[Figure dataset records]
§

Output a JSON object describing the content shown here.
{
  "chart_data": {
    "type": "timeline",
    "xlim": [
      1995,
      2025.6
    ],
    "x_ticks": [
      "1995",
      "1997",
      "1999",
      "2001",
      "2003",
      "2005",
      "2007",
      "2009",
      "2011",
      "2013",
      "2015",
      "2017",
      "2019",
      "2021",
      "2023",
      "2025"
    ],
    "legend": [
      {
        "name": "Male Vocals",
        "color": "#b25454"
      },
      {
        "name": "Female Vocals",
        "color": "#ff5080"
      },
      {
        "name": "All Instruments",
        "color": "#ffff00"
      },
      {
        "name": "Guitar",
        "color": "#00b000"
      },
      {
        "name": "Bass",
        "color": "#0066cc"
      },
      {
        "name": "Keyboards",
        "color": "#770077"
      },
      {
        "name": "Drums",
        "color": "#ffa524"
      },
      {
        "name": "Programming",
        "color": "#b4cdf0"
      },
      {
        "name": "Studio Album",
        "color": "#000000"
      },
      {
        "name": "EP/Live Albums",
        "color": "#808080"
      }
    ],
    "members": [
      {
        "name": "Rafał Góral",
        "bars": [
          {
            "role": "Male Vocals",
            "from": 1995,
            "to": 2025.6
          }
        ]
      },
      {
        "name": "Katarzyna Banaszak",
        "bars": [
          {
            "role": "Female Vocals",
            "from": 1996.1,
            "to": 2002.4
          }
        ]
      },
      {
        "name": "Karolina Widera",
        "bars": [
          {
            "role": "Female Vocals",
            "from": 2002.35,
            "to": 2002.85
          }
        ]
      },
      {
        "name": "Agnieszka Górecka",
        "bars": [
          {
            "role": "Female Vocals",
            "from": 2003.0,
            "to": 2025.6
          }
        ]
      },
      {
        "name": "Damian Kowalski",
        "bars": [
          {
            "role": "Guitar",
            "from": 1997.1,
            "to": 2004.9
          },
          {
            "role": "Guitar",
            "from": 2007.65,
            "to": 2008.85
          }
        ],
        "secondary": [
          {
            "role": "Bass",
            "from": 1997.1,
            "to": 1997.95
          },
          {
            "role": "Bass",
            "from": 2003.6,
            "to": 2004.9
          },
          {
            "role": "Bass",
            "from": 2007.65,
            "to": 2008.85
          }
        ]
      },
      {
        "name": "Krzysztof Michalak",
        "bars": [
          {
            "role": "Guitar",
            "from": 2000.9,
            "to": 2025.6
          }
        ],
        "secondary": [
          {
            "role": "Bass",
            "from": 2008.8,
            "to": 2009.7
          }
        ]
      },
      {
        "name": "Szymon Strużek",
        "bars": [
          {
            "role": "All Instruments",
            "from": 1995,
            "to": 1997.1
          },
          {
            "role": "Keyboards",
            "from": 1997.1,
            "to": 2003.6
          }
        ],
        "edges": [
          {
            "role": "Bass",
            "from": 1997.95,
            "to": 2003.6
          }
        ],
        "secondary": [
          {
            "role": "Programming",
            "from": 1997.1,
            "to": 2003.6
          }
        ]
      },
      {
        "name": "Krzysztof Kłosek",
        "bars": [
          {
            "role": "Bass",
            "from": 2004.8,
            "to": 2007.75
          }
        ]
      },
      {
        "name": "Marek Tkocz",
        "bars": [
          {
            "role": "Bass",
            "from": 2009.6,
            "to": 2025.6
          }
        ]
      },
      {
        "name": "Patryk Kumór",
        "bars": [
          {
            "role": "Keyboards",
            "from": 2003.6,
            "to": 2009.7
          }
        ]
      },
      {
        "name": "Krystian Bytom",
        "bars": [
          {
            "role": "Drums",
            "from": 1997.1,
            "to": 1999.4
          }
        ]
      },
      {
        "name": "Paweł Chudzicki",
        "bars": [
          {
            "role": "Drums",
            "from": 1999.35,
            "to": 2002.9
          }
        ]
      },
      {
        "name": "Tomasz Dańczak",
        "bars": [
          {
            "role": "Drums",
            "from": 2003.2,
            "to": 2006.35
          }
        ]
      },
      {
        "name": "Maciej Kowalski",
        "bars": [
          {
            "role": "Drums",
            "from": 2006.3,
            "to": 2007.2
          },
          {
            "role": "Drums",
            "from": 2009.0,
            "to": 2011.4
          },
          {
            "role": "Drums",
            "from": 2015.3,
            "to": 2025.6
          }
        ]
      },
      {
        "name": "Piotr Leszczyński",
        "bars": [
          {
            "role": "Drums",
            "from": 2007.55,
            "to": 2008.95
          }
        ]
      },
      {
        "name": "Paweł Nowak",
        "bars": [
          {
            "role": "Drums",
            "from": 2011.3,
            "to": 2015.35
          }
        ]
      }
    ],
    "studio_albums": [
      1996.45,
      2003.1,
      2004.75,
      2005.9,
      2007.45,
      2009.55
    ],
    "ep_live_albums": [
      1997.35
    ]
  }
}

§

Write down the full listing again, exactly.

▶ **SOLUTION BELOW**
Output a JSON object describing the content shown here.
{
  "chart_data": {
    "type": "timeline",
    "xlim": [
      1995,
      2025.6
    ],
    "x_ticks": [
      "1995",
      "1997",
      "1999",
      "2001",
      "2003",
      "2005",
      "2007",
      "2009",
      "2011",
      "2013",
      "2015",
      "2017",
      "2019",
      "2021",
      "2023",
      "2025"
    ],
    "legend": [
      {
        "name": "Male Vocals",
        "color": "#b25454"
      },
      {
        "name": "Female Vocals",
        "color": "#ff5080"
      },
      {
        "name": "All Instruments",
        "color": "#ffff00"
      },
      {
        "name": "Guitar",
        "color": "#00b000"
      },
      {
        "name": "Bass",
        "color": "#0066cc"
      },
      {
        "name": "Keyboards",
        "color": "#770077"
      },
      {
        "name": "Drums",
        "color": "#ffa524"
      },
      {
        "name": "Programming",
        "color": "#b4cdf0"
      },
      {
        "name": "Studio Album",
        "color": "#000000"
      },
      {
        "name": "EP/Live Albums",
        "color": "#808080"
      }
    ],
    "members": [
      {
        "name": "Rafał Góral",
        "bars": [
          {
            "role": "Male Vocals",
            "from": 1995,
            "to": 2025.6
          }
        ]
      },
      {
        "name": "Katarzyna Banaszak",
        "bars": [
          {
            "role": "Female Vocals",
            "from": 1996.1,
            "to": 2002.4
          }
        ]
      },
      {
        "name": "Karolina Widera",
        "bars": [
          {
            "role": "Female Vocals",
            "from": 2002.35,
            "to": 2002.85
          }
        ]
      },
      {
        "name": "Agnieszka Górecka",
        "bars": [
          {
            "role": "Female Vocals",
            "from": 2003.0,
            "to": 2025.6
          }
        ]
      },
      {
        "name": "Damian Kowalski",
        "bars": [
          {
            "role": "Guitar",
            "from": 1997.1,
            "to": 2004.9
          },
          {
            "role": "Guitar",
            "from": 2007.65,
            "to": 2008.85
          }
        ],
        "secondary": [
          {
            "role": "Bass",
            "from": 1997.1,
            "to": 1997.95
          },
          {
            "role": "Bass",
            "from": 2003.6,
            "to": 2004.9
          },
          {
            "role": "Bass",
            "from": 2007.65,
            "to": 2008.85
          }
        ]
      },
      {
        "name": "Krzysztof Michalak",
        "bars": [
          {
            "role": "Guitar",
            "from": 2000.9,
            "to": 2025.6
          }
        ],
        "secondary": [
          {
            "role": "Bass",
            "from": 2008.8,
            "to": 2009.7
          }
        ]
      },
      {
        "name": "Szymon Strużek",
        "bars": [
          {
            "role": "All Instruments",
            "from": 1995,
            "to": 1997.1
          },
          {
            "role": "Keyboards",
            "from": 1997.1,
            "to": 2003.6
          }
        ],
        "edges": [
          {
            "role": "Bass",
            "from": 1997.95,
            "to": 2003.6
          }
        ],
        "secondary": [
          {
            "role": "Programming",
            "from": 1997.1,
            "to": 2003.6
          }
        ]
      },
      {
        "name": "Krzysztof Kłosek",
        "bars": [
          {
            "role": "Bass",
            "from": 2004.8,
            "to": 2007.75
          }
        ]
      },
      {
        "name": "Marek Tkocz",
        "bars": [
          {
            "role": "Bass",
            "from": 2009.6,
            "to": 2025.6
          }
        ]
      },
      {
        "name": "Patryk Kumór",
        "bars": [
          {
            "role": "Keyboards",
            "from": 2003.6,
            "to": 2009.7
          }
        ]
      },
      {
        "name": "Krystian Bytom",
        "bars": [
          {
            "role": "Drums",
            "from": 1997.1,
            "to": 1999.4
          }
        ]
      },
      {
        "name": "Paweł Chudzicki",
        "bars": [
          {
            "role": "Drums",
            "from": 1999.35,
            "to": 2002.9
          }
        ]
      },
      {
        "name": "Tomasz Dańczak",
        "bars": [
          {
            "role": "Drums",
            "from": 2003.2,
            "to": 2006.35
          }
        ]
      },
      {
        "name": "Maciej Kowalski",
        "bars": [
          {
            "role": "Drums",
            "from": 2006.3,
            "to": 2007.2
          },
          {
            "role": "Drums",
            "from": 2009.0,
            "to": 2011.4
          },
          {
            "role": "Drums",
            "from": 2015.3,
            "to": 2025.6
          }
        ]
      },
      {
        "name": "Piotr Leszczyński",
        "bars": [
          {
            "role": "Drums",
            "from": 2007.55,
            "to": 2008.95
          }
        ]
      },
      {
        "name": "Paweł Nowak",
        "bars": [
          {
            "role": "Drums",
            "from": 2011.3,
            "to": 2015.35
          }
        ]
      }
    ],
    "studio_albums": [
      1996.45,
      2003.1,
      2004.75,
      2005.9,
      2007.45,
      2009.55
    ],
    "ep_live_albums": [
      1997.35
    ]
  }
}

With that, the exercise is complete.